▶ [Trecho fornecido]:
┄┄┄┄┄┄
Artigos
Educação sexual

Não faz assim muito tempo, e ainda se o usa em alguns lares, o cômodo da casa destinado ao casal ostentava, na parede, ao alto da cabeceira da cama, um crucifixo. Estava lá um Jesus, não por suas melhores ideias, mas para lembrar que o humano é pecador e corre o risco de, havendo eternidade, padecê-la no inferno, que seria um lugar ruim.
Uso o verbo no condicional, porque não falta quem defenda que o inferno é um lugar bem mais animado do que o céu. Nisso, não decido que seja bom nem mau, nem o céu, nem o inferno; acompanho os religiosos, que não querem ir nem para um nem para outro, querem mesmo é ficar bem vivos, neste “antro de provações”, que é o lugar em que estamos.
Lembro do vencido, ou já raro costume, porque desejo escrever sobre orientação sexual, e, como é sabido, ideologia cristã e sexualidade nunca se deram muito bem. Sexo, na Bíblia, é para procriação. Ponto. Nos tempos do crucifixo, no dia em que o marido deveria comparecer (era o termo), virava-se o Jesus pendente de cara para a parede. Ao fim do ato, se o recompunha.
Discutia-se se seria adequado deixar o Filho do Homem desse jeito, em giro forçado. A conclusão teria sido a de que assim, pelo menos, não veria a “pouca vergonha” a seus pés (luxúria, o terceiro pecado capital). O assunto sexo, teórico e prático, em família, era mais ou menos isso: fornicação em aflição moral.
┄┄┄┄┄┄
▶ [Registros listados]:
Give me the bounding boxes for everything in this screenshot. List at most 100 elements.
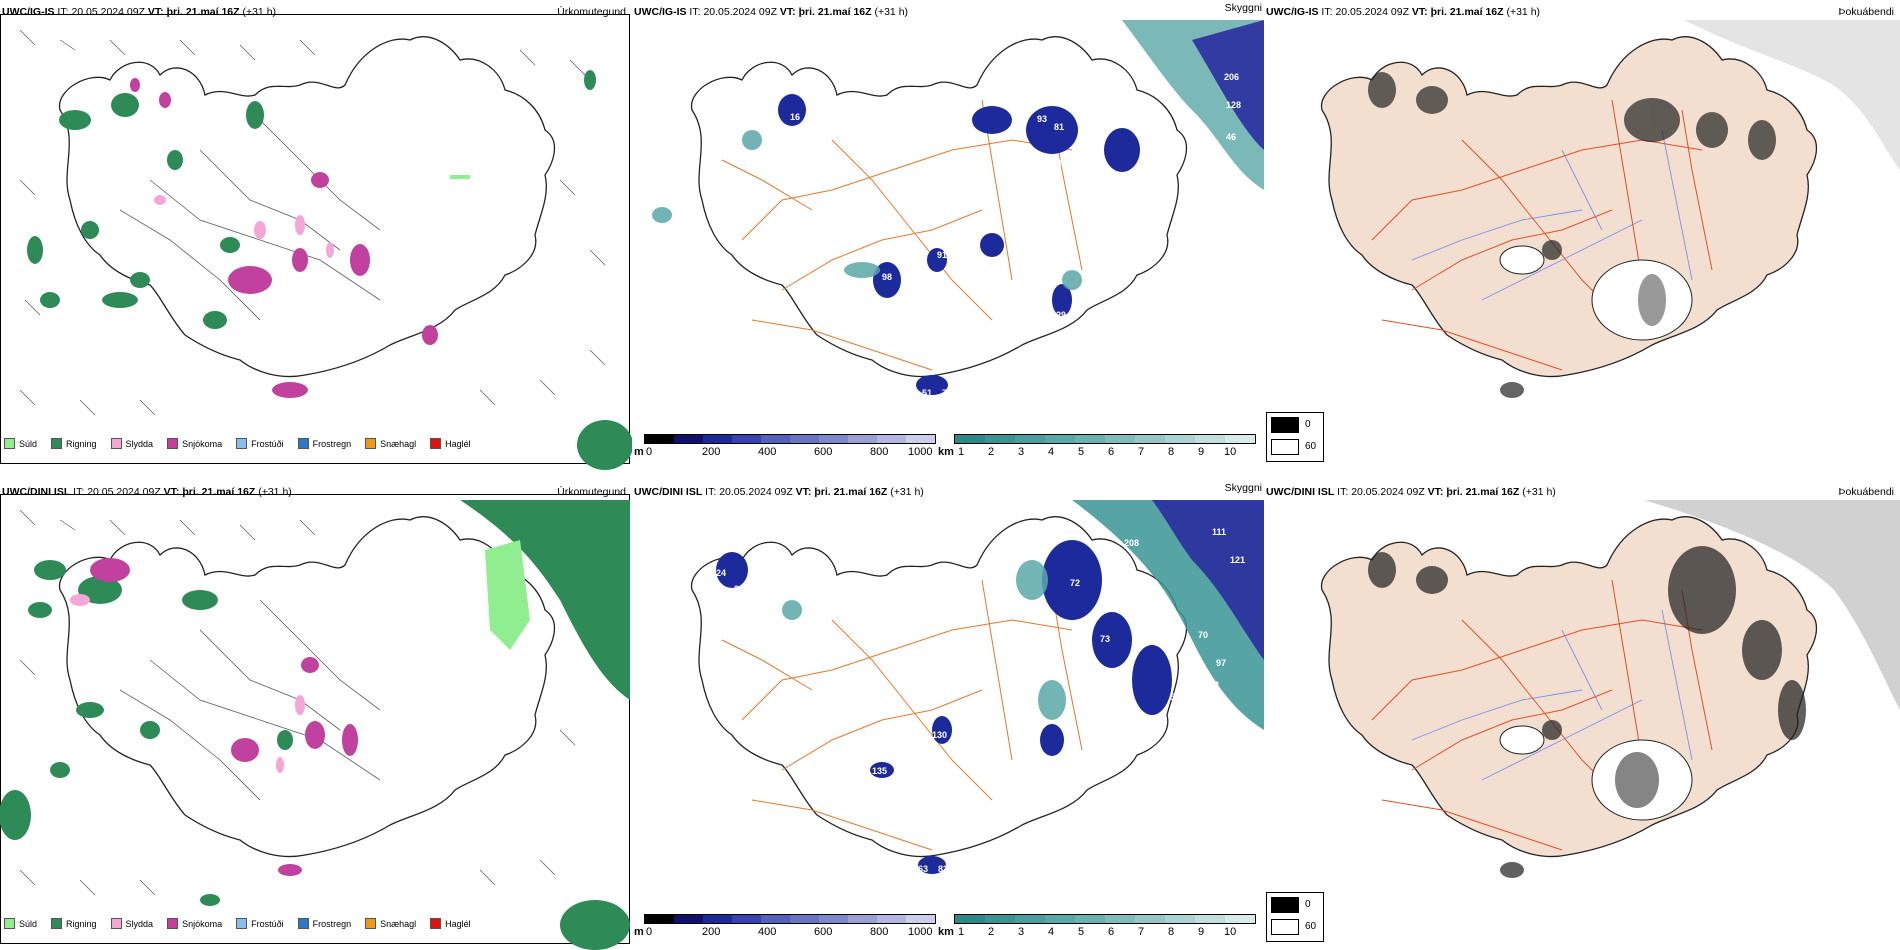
┄┄┄┄┄┄
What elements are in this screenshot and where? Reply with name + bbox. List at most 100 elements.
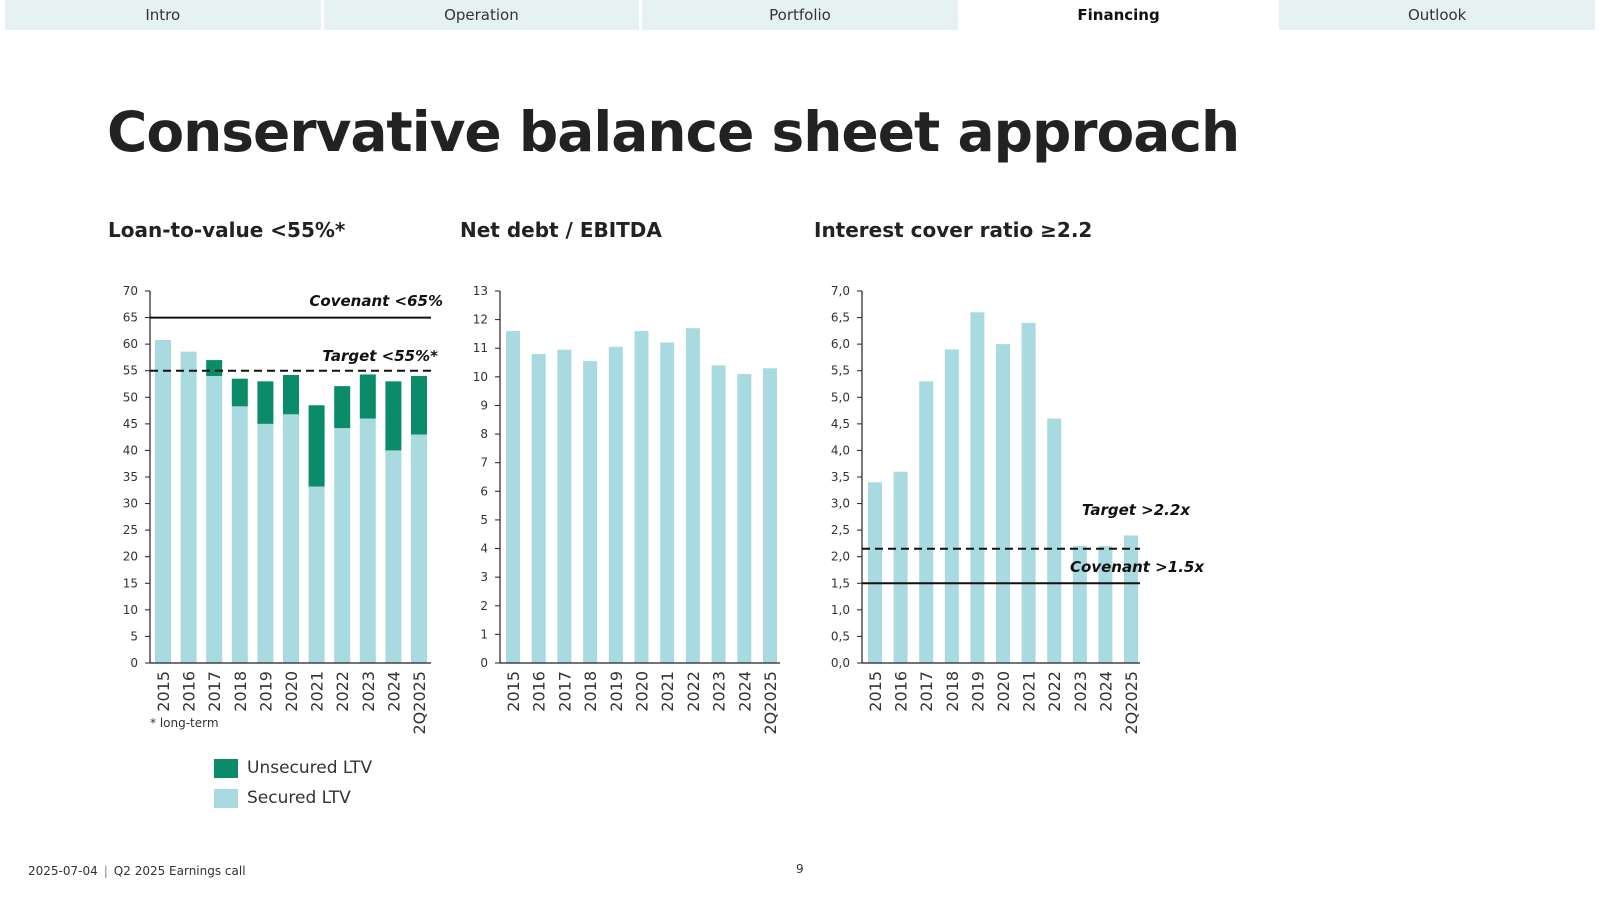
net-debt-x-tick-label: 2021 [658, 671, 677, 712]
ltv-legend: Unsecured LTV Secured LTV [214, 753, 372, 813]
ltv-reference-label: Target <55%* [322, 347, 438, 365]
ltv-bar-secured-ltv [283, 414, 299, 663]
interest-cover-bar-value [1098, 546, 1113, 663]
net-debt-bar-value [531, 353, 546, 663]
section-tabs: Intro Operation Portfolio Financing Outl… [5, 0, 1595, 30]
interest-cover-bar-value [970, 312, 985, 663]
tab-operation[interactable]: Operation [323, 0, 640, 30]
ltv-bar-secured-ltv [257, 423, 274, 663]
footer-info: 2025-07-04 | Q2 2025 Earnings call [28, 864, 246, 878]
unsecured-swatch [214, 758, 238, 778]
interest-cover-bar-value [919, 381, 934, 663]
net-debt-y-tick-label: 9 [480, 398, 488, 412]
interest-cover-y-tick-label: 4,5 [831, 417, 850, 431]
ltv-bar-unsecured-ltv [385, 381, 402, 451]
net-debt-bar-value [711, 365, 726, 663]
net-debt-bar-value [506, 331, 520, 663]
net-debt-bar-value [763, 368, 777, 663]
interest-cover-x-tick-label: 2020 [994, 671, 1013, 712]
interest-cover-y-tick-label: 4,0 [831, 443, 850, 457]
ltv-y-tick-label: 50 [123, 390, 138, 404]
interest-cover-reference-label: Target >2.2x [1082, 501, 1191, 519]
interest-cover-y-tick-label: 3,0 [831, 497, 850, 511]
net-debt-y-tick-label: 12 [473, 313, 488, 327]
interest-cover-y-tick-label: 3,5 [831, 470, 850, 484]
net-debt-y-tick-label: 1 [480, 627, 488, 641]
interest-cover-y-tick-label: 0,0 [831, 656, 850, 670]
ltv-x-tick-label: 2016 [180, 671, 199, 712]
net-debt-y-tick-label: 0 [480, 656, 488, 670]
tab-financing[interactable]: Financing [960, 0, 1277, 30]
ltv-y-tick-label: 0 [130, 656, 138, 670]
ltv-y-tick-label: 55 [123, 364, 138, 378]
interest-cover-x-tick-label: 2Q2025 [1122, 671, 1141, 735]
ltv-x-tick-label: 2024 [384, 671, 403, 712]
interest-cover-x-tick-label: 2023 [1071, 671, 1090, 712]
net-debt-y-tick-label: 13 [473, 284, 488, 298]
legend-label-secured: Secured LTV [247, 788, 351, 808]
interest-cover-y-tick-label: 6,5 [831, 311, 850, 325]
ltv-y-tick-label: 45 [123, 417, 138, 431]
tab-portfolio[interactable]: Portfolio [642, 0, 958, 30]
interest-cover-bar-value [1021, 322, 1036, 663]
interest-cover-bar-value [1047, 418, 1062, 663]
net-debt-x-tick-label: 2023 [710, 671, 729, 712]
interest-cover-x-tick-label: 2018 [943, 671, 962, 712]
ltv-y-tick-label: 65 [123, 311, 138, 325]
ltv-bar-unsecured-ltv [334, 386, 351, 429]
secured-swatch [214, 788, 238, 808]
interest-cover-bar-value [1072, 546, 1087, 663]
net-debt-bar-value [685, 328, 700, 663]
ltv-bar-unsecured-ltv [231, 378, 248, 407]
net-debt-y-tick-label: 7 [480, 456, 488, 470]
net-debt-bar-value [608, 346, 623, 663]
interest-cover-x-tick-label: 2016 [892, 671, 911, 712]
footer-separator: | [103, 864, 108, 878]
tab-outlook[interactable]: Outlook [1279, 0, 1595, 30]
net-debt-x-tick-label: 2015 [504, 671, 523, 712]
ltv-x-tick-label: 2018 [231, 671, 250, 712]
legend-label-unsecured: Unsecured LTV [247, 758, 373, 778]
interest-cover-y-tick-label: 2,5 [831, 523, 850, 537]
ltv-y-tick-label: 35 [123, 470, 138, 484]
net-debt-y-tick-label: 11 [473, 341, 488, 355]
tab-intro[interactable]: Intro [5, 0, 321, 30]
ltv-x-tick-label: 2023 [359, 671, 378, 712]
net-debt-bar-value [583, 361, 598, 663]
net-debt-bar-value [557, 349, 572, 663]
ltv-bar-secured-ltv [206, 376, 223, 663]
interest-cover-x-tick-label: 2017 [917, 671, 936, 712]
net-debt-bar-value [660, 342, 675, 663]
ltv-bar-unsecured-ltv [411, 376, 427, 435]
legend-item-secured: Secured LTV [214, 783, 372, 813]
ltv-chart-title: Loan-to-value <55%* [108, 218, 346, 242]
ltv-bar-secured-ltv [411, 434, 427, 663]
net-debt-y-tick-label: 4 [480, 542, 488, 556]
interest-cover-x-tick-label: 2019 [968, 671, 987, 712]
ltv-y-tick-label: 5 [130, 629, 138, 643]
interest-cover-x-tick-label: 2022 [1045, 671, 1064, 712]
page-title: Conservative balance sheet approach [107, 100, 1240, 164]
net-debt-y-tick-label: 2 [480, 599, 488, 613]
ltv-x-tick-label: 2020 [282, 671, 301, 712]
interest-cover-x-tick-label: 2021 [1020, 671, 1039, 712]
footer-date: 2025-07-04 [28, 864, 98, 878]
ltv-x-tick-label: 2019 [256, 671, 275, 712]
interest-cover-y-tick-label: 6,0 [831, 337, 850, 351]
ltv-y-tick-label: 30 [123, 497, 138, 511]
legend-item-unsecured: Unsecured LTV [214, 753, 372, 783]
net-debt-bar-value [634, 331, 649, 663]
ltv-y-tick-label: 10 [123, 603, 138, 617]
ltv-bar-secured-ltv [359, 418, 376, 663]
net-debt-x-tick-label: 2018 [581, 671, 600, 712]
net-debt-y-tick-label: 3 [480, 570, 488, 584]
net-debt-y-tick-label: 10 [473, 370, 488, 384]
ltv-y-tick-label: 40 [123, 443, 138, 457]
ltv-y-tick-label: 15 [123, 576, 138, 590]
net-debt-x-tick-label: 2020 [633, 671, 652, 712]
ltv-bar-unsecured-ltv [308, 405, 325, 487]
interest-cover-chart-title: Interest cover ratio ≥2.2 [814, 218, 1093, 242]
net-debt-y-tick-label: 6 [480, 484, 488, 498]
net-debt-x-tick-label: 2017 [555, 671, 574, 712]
┄┄┄┄┄┄
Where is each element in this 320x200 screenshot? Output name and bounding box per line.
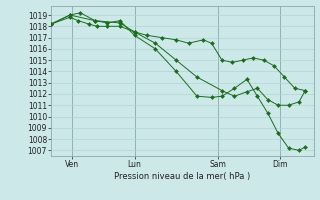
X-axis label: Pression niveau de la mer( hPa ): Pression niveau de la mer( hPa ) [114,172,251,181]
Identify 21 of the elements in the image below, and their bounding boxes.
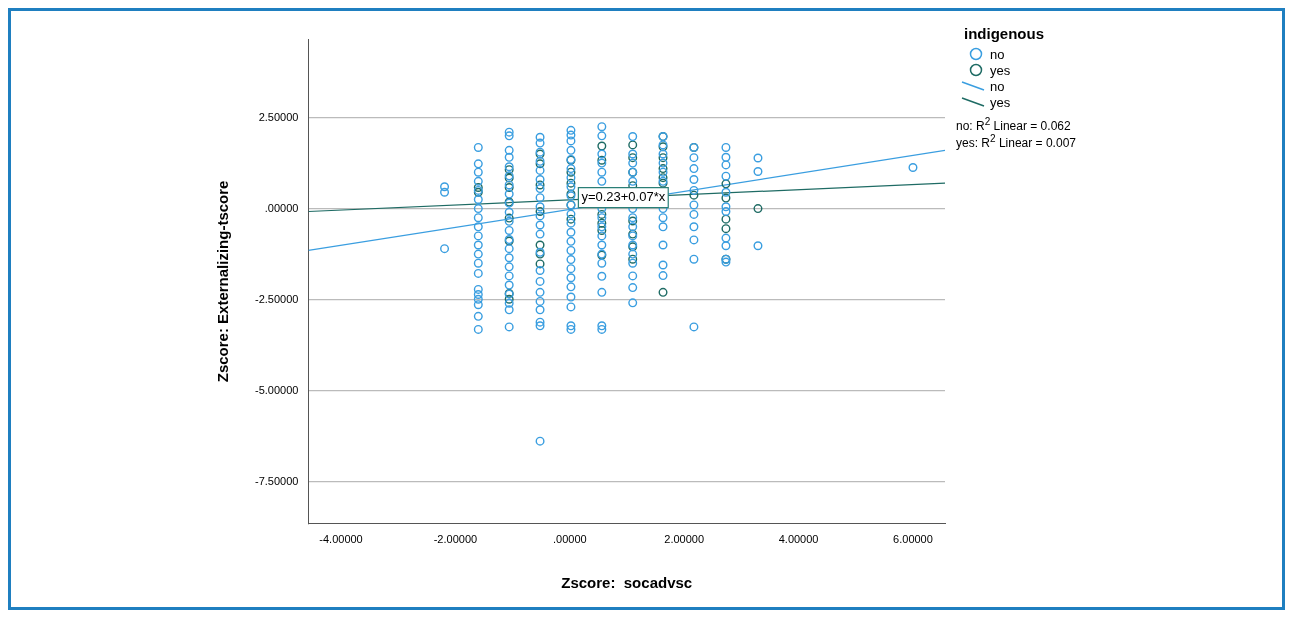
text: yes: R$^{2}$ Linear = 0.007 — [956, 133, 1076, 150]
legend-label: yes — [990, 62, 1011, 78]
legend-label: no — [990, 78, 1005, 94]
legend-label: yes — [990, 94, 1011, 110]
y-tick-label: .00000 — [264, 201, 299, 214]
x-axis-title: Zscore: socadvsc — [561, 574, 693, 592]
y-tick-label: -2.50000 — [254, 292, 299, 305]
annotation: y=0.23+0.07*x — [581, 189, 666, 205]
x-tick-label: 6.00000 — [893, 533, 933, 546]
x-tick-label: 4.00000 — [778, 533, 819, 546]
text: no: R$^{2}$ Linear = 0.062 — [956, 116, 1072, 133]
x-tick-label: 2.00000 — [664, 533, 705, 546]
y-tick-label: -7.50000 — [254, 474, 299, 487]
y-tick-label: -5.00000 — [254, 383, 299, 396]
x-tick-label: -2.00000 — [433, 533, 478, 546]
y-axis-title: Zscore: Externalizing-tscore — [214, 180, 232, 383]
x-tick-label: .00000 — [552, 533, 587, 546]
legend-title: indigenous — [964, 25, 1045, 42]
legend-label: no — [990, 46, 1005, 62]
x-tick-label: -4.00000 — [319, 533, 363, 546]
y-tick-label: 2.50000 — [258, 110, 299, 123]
┄┄┄┄┄┄
▶ [Tarefas e exercícios]:
A: Extraia da listagem, sem alterar nada, o trecho que começa na linha que contém "Identify 21 of" e termina na linha que contém "y-tick-label: 2.50000 — [258, 110, 299, 123]", incluindo ambas. Não coloque as imagens na resposta.
B: Escreva a continuação do texto sobre educação sexual, começando logo depois da última frase dele.

▶ [Conjunto de respostas]:
A:
Identify 21 of the elements in the image below, and their bounding boxes.
text: yes: R$^{2}$ Linear = 0.007 — [956, 133, 1076, 150]
legend-label: yes — [990, 62, 1011, 78]
legend-label: no — [990, 78, 1005, 94]
legend-label: yes — [990, 94, 1011, 110]
y-tick-label: .00000 — [264, 201, 299, 214]
x-axis-title: Zscore: socadvsc — [561, 574, 693, 592]
y-tick-label: -2.50000 — [254, 292, 299, 305]
annotation: y=0.23+0.07*x — [581, 189, 666, 205]
x-tick-label: 6.00000 — [893, 533, 933, 546]
x-tick-label: 4.00000 — [778, 533, 819, 546]
text: no: R$^{2}$ Linear = 0.062 — [956, 116, 1072, 133]
x-tick-label: 2.00000 — [664, 533, 705, 546]
y-tick-label: -7.50000 — [254, 474, 299, 487]
y-tick-label: -5.00000 — [254, 383, 299, 396]
x-tick-label: -2.00000 — [433, 533, 478, 546]
y-axis-title: Zscore: Externalizing-tscore — [214, 180, 232, 383]
x-tick-label: .00000 — [552, 533, 587, 546]
legend-title: indigenous — [964, 25, 1045, 42]
legend-label: no — [990, 46, 1005, 62]
x-tick-label: -4.00000 — [319, 533, 363, 546]
y-tick-label: 2.50000 — [258, 110, 299, 123]

B:
E a educação sexual? As moças, às vésperas das núpcias, recebiam – conversa constrangida – uma orientação geral da mãe: conselhos de obediência e o essencial sobre a “vontade dos homens”. Quanto aos moços, num dia qualquer, eram, pelo pai, se houvesse recurso, levados à zona de meretrício e, lá, à iniciação por uma profissional, a qual já adquirira a confiança do progenitor.
Para a angústia do pensamento conservador, esse assunto, hoje, atinge mais precocemente a garotada. E então, dado que há perguntas, alguém deve dar respostas. A internet responde qualquer dúvida, mas, parece, o\as adulto\as fazem de conta que é melhor com certo protocolo: alguns colégios se prontificaram, uma "tia" encararia a matéria.
Muitos pais e mães se horrorizaram: seus rebentos jamais falaram “nisso”, e falar em sexo na escola só adiantaria uma questão espinhosa. Para que, pois, despertar interesse, adiantar “as coisas”? De todo modo, “as coisas” se foram adiantando, e algumas escolas abordam a questão. Pessoalmente, defendo a abordagem, porém, desconfio das maneiras utilizadas.
Discursos moralistas à parte, não conheço ninguém (que não esteja em, ou necessite de tratamento) que não tenha no sexo uma saudável fonte de prazer. A questão é que se estabeleceu, com sucesso, certa hipocrisia: o que serve para mim, não serve para os meus filhos ou filhas. Essa ideia é traduzida numa frase, também ou mais, hipócrita: “Tudo tem uma idade certa”.
Claro, o organismo humano se desenvolve e tem etapas distintas e com peculiaridades. O problema é querer conter as demandas do indivíduo já sexualmente maduro dentro dos preconceitos (ainda) vigentes, herdados de tempos medievais. E, aí, as aulas de orientação sexual tomam uma tremenda importância, que, suspeito, não lhe é atribuída.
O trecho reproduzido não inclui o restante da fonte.